━━━ PROVIDED ENTRIES

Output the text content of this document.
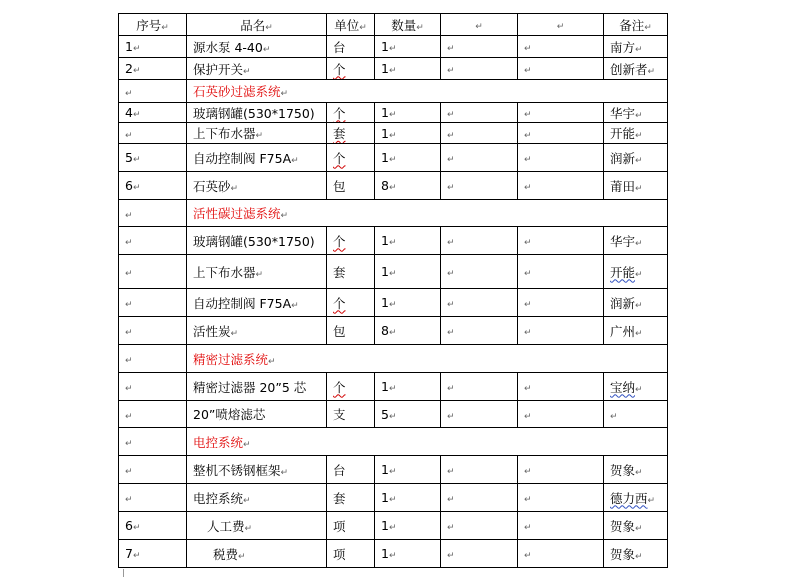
序号↵	品名↵	单位↵	数量↵	↵	↵	备注↵
1↵	源水泵 4-40↵	台	1↵	↵	↵	南方↵
2↵	保护开关↵	个	1↵	↵	↵	创新者↵
↵	石英砂过滤系统↵					
4↵	玻璃钢罐(530*1750)	个	1↵	↵	↵	华宇↵
↵	上下布水器↵	套	1↵	↵	↵	开能↵
5↵	自动控制阀 F75A↵	个	1↵	↵	↵	润新↵
6↵	石英砂↵	包	8↵	↵	↵	莆田↵
↵	活性碳过滤系统↵					
↵	玻璃钢罐(530*1750)	个	1↵	↵	↵	华宇↵
↵	上下布水器↵	套	1↵	↵	↵	开能↵
↵	自动控制阀 F75A↵	个	1↵	↵	↵	润新↵
↵	活性炭↵	包	8↵	↵	↵	广州↵
↵	精密过滤系统↵					
↵	精密过滤器 20”5 芯	个	1↵	↵	↵	宝纳↵
↵	20”喷熔滤芯	支	5↵	↵	↵	↵
↵	电控系统↵					
↵	整机不锈钢框架↵	台	1↵	↵	↵	贺象↵
↵	电控系统↵	套	1↵	↵	↵	德力西↵
6↵	人工费↵	项	1↵	↵	↵	贺象↵
7↵	税费↵	项	1↵	↵	↵	贺象↵
|
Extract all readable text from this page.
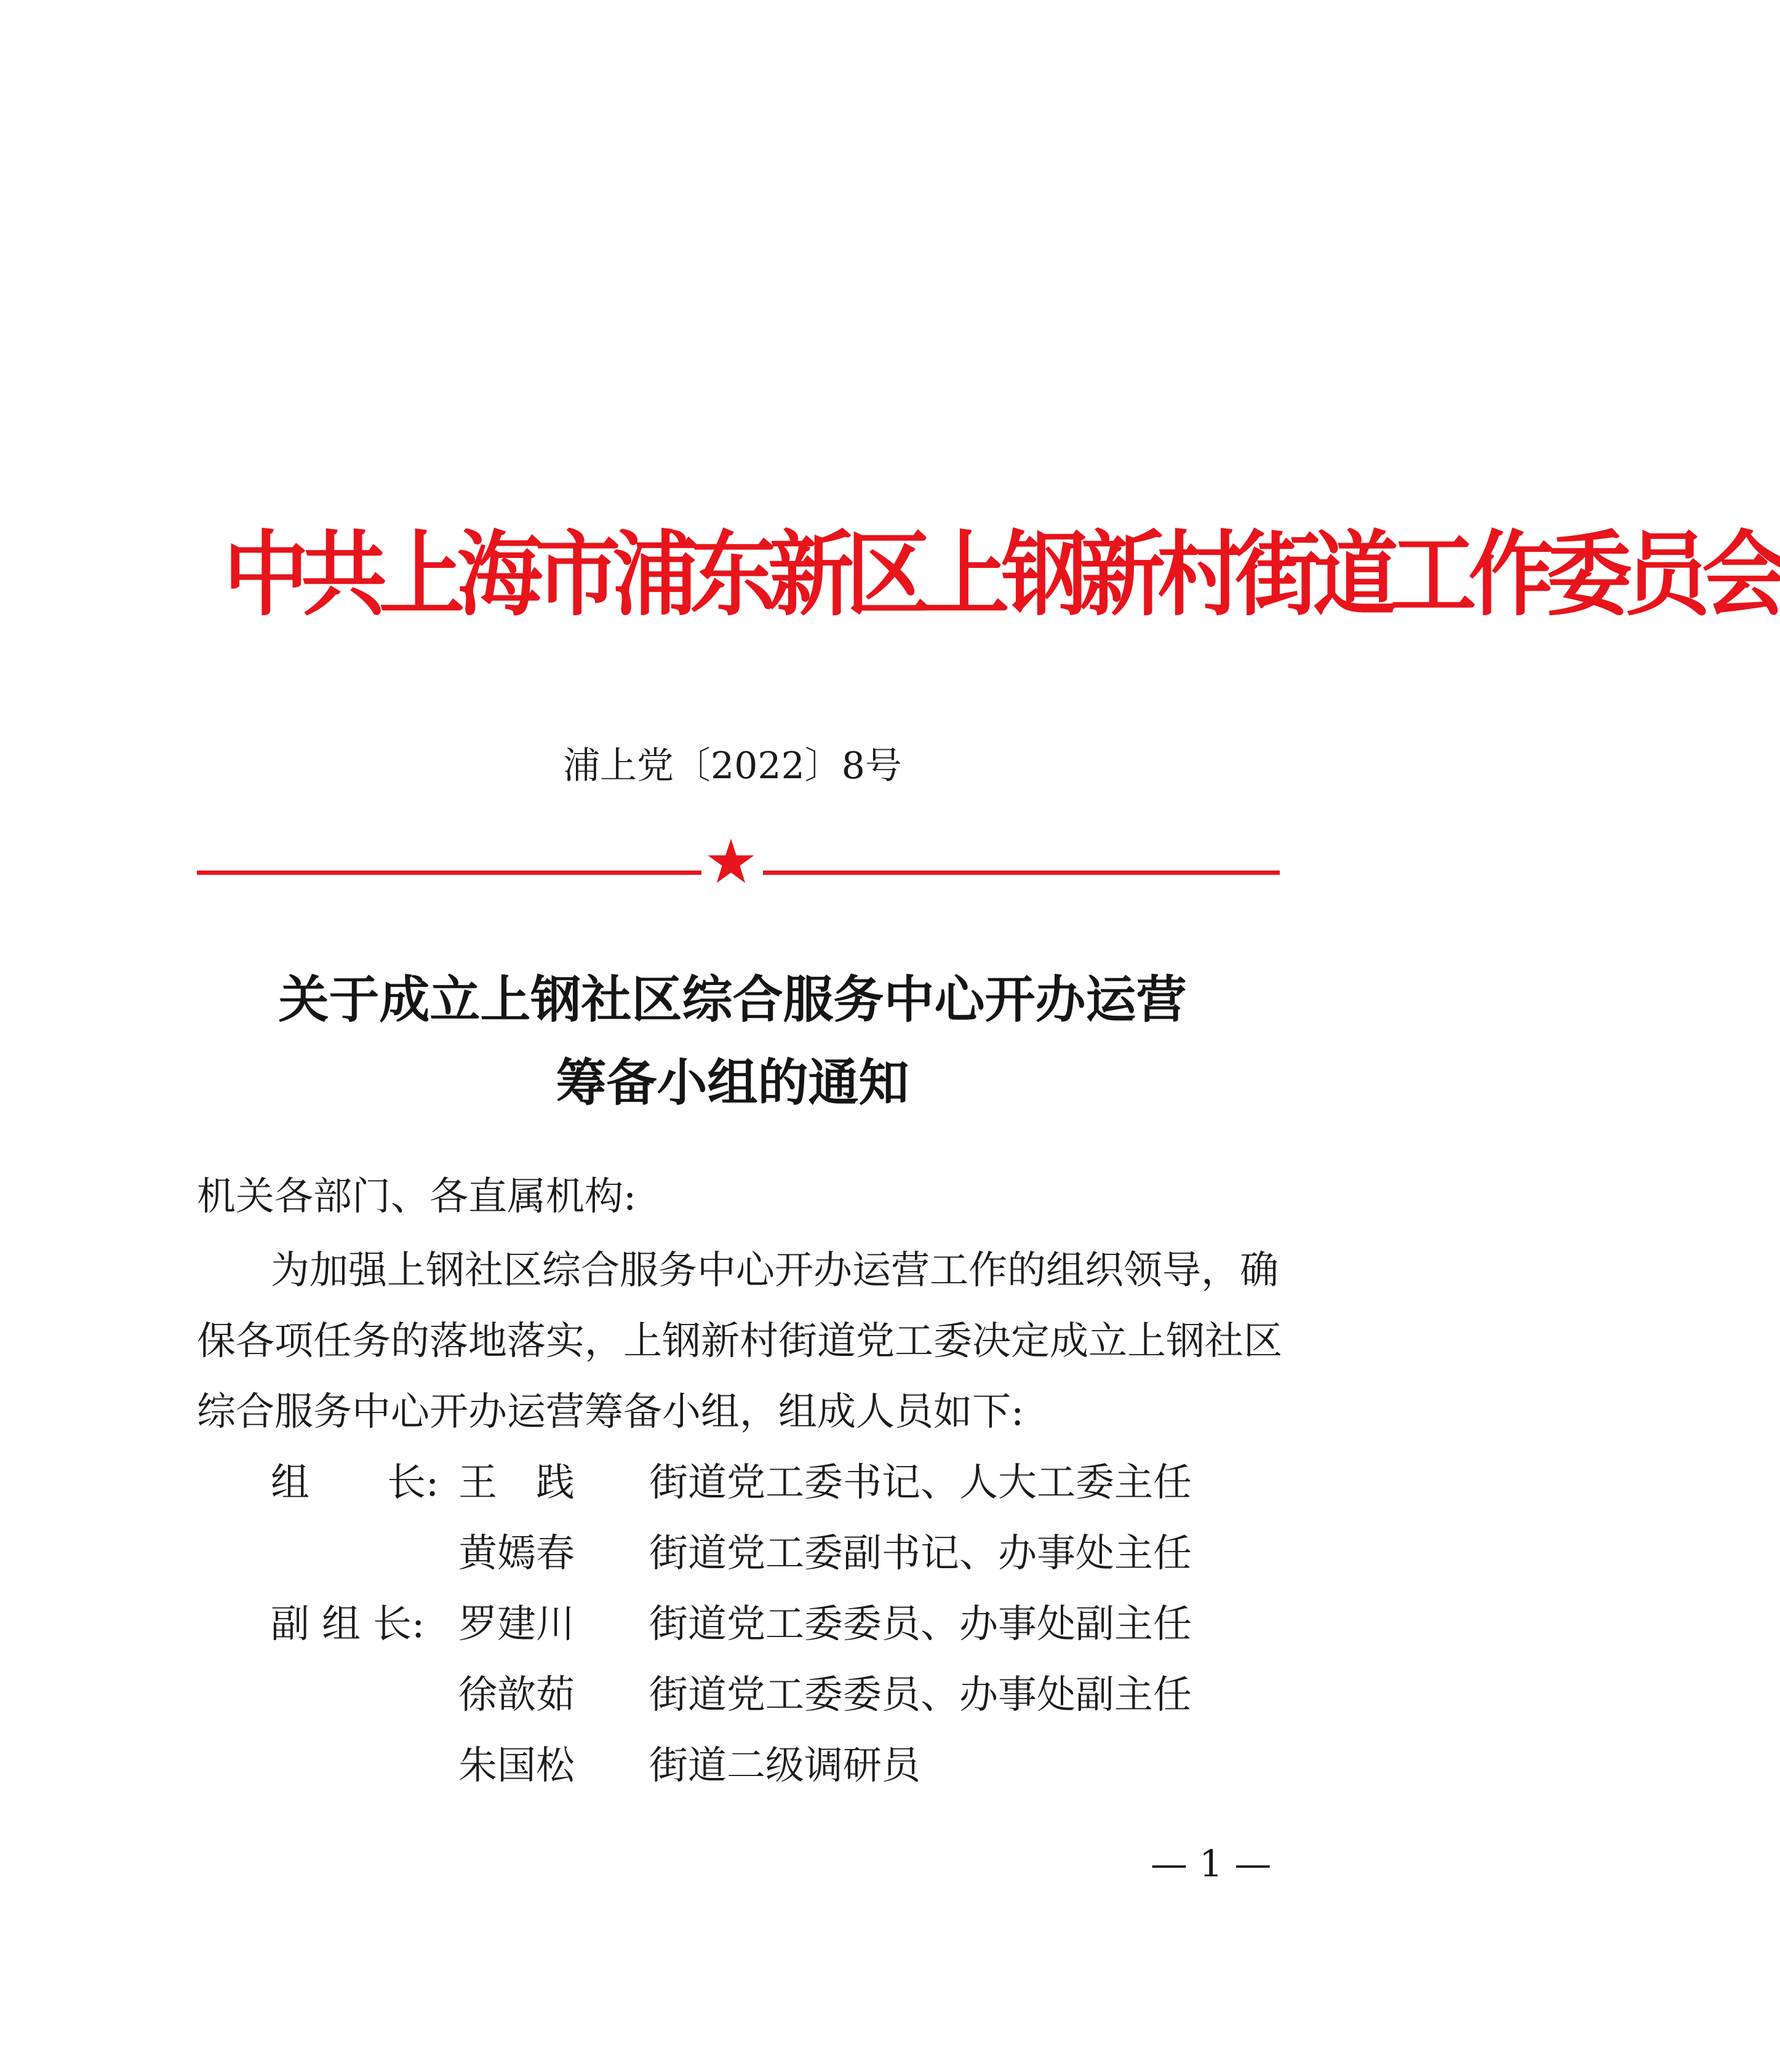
中共上海市浦东新区上钢新村街道工作委员会
浦上党〔2022〕8号
关于成立上钢社区综合服务中心开办运营
筹备小组的通知
机关各部门、各直属机构:
为加强上钢社区综合服务中心开办运营工作的组织领导，确
保各项任务的落地落实，上钢新村街道党工委决定成立上钢社区
综合服务中心开办运营筹备小组，组成人员如下:
组　　长: 王　践 街道党工委书记、人大工委主任
黄嫣春 街道党工委副书记、办事处主任
副 组 长: 罗建川 街道党工委委员、办事处副主任
徐歆茹 街道党工委委员、办事处副主任
朱国松 街道二级调研员
— 1 —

━━━━━━

- _EXERCISE GOAL_: Copy each line in full and exactly, omitting any picture.

- _FULL OUTPUT_:
Output the text content of this document.
序号↵	品名↵	单位↵	数量↵	↵	↵	备注↵
1↵	源水泵 4-40↵	台	1↵	↵	↵	南方↵
2↵	保护开关↵	个	1↵	↵	↵	创新者↵
↵	石英砂过滤系统↵					
4↵	玻璃钢罐(530*1750)	个	1↵	↵	↵	华宇↵
↵	上下布水器↵	套	1↵	↵	↵	开能↵
5↵	自动控制阀 F75A↵	个	1↵	↵	↵	润新↵
6↵	石英砂↵	包	8↵	↵	↵	莆田↵
↵	活性碳过滤系统↵					
↵	玻璃钢罐(530*1750)	个	1↵	↵	↵	华宇↵
↵	上下布水器↵	套	1↵	↵	↵	开能↵
↵	自动控制阀 F75A↵	个	1↵	↵	↵	润新↵
↵	活性炭↵	包	8↵	↵	↵	广州↵
↵	精密过滤系统↵					
↵	精密过滤器 20”5 芯	个	1↵	↵	↵	宝纳↵
↵	20”喷熔滤芯	支	5↵	↵	↵	↵
↵	电控系统↵					
↵	整机不锈钢框架↵	台	1↵	↵	↵	贺象↵
↵	电控系统↵	套	1↵	↵	↵	德力西↵
6↵	人工费↵	项	1↵	↵	↵	贺象↵
7↵	税费↵	项	1↵	↵	↵	贺象↵
|
Extract all readable text from this page.
中共上海市浦东新区上钢新村街道工作委员会
浦上党〔2022〕8号
关于成立上钢社区综合服务中心开办运营
筹备小组的通知
机关各部门、各直属机构:
为加强上钢社区综合服务中心开办运营工作的组织领导，确
保各项任务的落地落实，上钢新村街道党工委决定成立上钢社区
综合服务中心开办运营筹备小组，组成人员如下:
组　　长: 王　践 街道党工委书记、人大工委主任
黄嫣春 街道党工委副书记、办事处主任
副 组 长: 罗建川 街道党工委委员、办事处副主任
徐歆茹 街道党工委委员、办事处副主任
朱国松 街道二级调研员
— 1 —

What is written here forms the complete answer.